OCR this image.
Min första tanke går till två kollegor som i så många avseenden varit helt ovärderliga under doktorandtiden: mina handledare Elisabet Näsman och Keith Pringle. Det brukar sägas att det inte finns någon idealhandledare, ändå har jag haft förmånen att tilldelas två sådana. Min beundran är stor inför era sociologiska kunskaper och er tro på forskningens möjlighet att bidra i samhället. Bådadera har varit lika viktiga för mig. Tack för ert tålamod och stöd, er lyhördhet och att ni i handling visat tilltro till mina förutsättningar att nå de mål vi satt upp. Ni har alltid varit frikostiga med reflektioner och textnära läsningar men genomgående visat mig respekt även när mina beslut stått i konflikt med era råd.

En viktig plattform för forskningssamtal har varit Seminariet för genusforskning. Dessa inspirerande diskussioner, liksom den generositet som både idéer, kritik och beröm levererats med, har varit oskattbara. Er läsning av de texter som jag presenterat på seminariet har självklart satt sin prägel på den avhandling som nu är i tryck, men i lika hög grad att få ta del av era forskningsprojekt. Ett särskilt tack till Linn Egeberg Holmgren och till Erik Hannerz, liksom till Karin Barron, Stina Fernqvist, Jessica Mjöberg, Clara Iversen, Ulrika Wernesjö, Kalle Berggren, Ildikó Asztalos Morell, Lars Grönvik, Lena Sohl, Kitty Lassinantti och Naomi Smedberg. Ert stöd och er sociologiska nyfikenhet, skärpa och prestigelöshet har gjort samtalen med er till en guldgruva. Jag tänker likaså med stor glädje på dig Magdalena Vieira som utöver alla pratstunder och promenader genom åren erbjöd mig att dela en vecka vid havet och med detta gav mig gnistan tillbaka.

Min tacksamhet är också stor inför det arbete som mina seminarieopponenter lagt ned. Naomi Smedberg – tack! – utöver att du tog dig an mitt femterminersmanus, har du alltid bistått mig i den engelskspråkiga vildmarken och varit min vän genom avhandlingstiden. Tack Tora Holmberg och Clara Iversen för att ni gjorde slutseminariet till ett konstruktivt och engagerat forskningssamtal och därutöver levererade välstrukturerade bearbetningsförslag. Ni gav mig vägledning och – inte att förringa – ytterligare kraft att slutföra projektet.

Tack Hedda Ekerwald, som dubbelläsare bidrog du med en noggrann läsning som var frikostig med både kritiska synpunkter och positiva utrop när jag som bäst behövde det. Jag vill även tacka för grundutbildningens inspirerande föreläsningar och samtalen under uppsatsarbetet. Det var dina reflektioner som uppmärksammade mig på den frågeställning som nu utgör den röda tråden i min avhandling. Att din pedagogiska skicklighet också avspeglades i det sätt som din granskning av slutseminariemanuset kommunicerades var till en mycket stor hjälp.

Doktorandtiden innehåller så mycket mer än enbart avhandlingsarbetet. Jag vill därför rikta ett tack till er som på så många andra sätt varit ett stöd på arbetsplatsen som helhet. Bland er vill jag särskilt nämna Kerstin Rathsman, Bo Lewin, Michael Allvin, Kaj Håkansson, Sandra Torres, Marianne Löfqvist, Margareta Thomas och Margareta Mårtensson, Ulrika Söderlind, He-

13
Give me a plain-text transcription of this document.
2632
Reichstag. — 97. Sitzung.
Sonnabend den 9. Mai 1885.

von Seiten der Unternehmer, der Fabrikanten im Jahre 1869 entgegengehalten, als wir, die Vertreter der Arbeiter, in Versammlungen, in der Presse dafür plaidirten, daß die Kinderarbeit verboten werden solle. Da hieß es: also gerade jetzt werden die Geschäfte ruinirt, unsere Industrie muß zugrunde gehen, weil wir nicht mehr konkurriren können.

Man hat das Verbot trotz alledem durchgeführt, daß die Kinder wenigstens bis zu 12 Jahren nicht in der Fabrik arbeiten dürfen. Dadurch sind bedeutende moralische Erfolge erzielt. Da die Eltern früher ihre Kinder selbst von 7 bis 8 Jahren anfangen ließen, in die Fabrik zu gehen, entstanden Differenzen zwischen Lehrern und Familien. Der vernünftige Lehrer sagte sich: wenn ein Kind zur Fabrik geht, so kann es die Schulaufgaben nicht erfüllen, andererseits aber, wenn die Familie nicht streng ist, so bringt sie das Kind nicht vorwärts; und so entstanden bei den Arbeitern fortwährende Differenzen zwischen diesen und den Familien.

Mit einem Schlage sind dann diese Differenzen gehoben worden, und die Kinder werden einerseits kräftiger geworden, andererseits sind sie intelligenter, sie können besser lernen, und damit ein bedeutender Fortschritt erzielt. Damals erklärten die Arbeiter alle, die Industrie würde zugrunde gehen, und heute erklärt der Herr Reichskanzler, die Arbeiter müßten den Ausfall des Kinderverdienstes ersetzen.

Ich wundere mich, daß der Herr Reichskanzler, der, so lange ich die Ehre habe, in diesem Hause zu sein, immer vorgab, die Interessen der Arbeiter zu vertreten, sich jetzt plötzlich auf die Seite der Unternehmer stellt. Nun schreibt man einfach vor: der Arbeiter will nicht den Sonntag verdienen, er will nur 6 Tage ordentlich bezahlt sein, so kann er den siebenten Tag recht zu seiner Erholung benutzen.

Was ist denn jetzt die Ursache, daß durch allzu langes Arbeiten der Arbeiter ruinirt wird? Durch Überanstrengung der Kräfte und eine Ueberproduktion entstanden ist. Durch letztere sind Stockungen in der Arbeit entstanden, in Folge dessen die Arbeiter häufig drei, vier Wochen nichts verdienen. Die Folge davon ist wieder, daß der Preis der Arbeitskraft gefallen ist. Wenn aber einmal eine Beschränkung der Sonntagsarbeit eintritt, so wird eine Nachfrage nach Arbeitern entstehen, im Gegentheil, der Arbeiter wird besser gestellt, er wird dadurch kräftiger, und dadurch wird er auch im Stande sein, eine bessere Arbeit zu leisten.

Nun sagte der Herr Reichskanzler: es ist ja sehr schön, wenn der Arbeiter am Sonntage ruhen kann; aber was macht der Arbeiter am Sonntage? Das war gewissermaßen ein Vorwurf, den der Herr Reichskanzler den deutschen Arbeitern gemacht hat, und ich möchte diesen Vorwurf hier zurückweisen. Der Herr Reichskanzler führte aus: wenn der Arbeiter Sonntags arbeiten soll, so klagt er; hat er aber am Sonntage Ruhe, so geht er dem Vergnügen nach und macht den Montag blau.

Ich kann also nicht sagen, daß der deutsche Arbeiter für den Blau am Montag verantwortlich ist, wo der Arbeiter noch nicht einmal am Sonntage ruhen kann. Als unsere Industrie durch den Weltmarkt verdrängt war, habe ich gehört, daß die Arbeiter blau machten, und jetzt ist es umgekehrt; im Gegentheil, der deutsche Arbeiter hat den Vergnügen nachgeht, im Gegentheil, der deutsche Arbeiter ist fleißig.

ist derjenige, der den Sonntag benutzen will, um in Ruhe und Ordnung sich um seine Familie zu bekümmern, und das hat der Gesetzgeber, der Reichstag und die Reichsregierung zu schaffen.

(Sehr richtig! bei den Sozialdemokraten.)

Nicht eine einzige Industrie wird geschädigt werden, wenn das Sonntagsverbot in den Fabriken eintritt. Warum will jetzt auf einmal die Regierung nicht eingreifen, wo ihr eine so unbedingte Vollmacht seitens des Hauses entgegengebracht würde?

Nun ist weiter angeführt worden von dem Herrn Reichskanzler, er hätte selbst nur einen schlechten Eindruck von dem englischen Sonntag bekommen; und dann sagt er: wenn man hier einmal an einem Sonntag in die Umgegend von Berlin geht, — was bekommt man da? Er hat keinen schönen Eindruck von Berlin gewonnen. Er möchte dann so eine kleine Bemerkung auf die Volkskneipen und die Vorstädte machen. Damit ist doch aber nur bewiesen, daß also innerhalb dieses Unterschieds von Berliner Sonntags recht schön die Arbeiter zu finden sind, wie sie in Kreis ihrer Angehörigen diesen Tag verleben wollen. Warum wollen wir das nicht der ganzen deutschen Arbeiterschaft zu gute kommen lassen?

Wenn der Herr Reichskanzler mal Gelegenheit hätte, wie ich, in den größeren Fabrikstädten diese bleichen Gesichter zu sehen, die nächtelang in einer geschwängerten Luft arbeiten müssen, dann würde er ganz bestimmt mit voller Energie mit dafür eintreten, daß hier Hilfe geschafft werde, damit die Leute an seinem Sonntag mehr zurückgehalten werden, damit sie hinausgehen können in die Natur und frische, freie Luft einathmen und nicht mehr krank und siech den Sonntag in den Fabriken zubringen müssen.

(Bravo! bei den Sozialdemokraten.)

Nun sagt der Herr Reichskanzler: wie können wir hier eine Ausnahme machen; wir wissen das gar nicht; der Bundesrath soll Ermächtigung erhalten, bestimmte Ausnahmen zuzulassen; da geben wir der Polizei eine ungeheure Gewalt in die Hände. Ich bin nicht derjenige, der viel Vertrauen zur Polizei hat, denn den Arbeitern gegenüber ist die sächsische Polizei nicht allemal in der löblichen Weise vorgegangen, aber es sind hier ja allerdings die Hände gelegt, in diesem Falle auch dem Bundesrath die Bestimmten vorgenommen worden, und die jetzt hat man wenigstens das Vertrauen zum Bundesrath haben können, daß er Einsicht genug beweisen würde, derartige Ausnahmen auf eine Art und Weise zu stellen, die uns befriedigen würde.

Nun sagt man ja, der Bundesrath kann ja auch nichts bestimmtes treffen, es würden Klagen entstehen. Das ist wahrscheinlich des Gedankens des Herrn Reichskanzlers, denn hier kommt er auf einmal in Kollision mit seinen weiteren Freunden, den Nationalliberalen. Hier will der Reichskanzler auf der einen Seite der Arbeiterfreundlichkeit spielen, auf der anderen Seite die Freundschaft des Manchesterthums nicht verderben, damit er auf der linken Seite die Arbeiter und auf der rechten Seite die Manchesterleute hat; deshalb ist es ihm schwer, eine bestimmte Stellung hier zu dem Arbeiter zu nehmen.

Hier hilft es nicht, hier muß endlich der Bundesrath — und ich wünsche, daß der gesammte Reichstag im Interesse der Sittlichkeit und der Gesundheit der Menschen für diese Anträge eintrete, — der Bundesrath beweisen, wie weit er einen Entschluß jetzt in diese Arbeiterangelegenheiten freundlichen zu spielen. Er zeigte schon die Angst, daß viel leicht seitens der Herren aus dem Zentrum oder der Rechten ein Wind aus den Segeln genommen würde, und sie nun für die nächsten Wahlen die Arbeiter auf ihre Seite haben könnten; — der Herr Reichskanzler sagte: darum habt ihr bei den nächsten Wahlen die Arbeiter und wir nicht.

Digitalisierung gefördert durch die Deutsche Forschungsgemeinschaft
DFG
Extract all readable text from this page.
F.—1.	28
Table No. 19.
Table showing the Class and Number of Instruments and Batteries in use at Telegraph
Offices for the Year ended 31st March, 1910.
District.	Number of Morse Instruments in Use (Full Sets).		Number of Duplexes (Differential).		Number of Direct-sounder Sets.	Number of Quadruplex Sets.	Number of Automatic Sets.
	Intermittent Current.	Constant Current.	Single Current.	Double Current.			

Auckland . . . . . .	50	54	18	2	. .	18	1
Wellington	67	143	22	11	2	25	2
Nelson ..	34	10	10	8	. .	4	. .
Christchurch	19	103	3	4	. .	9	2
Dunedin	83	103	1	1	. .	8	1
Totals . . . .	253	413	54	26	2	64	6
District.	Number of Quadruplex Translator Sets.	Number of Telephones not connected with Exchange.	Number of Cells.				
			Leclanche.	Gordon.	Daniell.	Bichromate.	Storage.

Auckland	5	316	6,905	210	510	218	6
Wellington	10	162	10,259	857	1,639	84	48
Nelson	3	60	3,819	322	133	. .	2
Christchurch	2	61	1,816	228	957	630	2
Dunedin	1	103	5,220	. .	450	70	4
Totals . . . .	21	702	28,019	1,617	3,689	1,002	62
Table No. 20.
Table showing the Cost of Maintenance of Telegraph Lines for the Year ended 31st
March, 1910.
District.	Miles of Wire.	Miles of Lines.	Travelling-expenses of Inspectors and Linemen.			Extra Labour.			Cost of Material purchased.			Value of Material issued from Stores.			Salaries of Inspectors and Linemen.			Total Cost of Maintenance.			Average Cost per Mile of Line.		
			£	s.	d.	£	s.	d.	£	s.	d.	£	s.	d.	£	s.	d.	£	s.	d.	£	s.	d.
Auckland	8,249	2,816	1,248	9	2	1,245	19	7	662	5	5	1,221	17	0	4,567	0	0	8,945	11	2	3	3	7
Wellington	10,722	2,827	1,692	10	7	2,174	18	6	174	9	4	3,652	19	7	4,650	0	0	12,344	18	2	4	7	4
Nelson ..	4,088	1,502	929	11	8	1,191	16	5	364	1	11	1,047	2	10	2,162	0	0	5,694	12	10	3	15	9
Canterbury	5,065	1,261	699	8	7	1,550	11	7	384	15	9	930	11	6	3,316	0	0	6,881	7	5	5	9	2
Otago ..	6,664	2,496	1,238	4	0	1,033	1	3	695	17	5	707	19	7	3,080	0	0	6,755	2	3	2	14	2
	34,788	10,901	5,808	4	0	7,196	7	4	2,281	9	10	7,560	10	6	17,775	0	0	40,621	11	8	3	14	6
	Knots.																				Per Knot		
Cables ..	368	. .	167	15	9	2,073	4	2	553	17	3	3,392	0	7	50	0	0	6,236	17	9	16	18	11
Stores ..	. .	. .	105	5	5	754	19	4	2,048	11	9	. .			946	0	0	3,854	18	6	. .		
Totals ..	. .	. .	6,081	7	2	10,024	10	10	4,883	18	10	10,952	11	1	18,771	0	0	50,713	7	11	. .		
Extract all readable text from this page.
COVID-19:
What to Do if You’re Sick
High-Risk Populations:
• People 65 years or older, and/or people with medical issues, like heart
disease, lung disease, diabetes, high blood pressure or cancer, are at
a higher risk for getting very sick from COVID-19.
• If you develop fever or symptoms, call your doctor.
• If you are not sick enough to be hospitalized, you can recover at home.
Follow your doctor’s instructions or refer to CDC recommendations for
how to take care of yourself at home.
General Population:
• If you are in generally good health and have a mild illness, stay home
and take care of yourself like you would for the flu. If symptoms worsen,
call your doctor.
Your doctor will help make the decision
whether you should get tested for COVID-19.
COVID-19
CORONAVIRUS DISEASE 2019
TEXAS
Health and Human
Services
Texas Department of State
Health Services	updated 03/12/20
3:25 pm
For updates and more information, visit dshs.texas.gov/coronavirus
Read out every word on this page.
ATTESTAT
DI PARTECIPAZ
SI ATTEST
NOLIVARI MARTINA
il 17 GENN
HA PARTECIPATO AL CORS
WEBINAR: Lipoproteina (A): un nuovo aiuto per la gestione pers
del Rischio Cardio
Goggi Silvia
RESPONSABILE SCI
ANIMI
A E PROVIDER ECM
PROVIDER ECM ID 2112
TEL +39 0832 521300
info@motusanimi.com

#### Prompt
Select from the material above each line in which the string "benutzen" appears, and list those lines.

#### The completed task
Ich wundere mich, daß der Herr Reichskanzler, der, so lange ich die Ehre habe, in diesem Hause zu sein, immer vorgab, die Interessen der Arbeiter zu vertreten, sich jetzt plötzlich auf die Seite der Unternehmer stellt. Nun schreibt man einfach vor: der Arbeiter will nicht den Sonntag verdienen, er will nur 6 Tage ordentlich bezahlt sein, so kann er den siebenten Tag recht zu seiner Erholung benutzen.
ist derjenige, der den Sonntag benutzen will, um in Ruhe und Ordnung sich um seine Familie zu bekümmern, und das hat der Gesetzgeber, der Reichstag und die Reichsregierung zu schaffen.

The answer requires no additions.